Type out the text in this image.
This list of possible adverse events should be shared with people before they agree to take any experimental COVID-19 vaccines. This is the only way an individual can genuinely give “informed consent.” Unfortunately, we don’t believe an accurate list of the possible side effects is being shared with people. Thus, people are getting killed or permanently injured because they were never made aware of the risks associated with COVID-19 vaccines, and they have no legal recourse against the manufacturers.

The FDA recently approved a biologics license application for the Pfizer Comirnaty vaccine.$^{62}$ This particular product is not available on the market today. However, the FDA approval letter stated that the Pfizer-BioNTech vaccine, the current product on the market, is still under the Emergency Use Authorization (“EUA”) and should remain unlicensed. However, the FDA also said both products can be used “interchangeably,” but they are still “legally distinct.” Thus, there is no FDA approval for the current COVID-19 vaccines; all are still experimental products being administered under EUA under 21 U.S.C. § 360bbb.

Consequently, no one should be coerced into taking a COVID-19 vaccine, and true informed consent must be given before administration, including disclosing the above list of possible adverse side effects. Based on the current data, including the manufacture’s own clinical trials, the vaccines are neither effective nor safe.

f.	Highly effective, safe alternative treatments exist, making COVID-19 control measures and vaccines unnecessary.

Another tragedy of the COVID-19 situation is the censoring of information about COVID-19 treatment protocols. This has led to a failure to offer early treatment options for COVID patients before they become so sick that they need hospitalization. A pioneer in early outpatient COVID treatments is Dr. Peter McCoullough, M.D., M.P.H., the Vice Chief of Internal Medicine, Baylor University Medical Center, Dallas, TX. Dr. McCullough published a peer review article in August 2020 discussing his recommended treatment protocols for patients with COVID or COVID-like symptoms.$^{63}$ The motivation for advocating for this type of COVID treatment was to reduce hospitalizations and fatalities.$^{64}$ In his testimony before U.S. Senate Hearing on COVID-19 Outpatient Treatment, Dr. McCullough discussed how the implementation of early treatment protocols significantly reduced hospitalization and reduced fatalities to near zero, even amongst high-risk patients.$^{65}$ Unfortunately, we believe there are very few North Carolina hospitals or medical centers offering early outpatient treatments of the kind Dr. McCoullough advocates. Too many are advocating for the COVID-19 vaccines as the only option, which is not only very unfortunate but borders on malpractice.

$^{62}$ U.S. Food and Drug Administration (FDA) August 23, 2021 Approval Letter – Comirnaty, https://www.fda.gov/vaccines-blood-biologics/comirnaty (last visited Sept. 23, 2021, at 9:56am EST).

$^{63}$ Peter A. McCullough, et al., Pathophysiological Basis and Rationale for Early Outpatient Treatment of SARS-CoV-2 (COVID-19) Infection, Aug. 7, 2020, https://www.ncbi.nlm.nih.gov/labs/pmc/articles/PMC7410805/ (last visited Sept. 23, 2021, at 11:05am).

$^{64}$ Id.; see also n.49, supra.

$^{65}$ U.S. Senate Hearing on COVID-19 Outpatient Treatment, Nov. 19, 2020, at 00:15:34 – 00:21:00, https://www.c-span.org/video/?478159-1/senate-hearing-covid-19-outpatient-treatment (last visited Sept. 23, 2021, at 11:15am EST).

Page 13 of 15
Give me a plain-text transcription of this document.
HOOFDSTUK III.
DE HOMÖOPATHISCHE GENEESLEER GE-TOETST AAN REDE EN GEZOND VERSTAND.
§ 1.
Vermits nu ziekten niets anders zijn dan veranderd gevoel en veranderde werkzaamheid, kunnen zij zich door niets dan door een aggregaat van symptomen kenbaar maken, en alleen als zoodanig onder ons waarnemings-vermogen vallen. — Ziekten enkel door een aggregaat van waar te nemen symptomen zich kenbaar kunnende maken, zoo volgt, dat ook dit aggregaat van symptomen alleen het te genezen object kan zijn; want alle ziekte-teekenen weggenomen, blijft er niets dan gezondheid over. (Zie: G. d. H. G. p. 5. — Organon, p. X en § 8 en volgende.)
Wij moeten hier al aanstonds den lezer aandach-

- - - - -

What lines in the data include the string "text"? Copy each one.

WRITTEN SOLUTION:
Type out the text in this image.
Give me a plain-text transcription of this document.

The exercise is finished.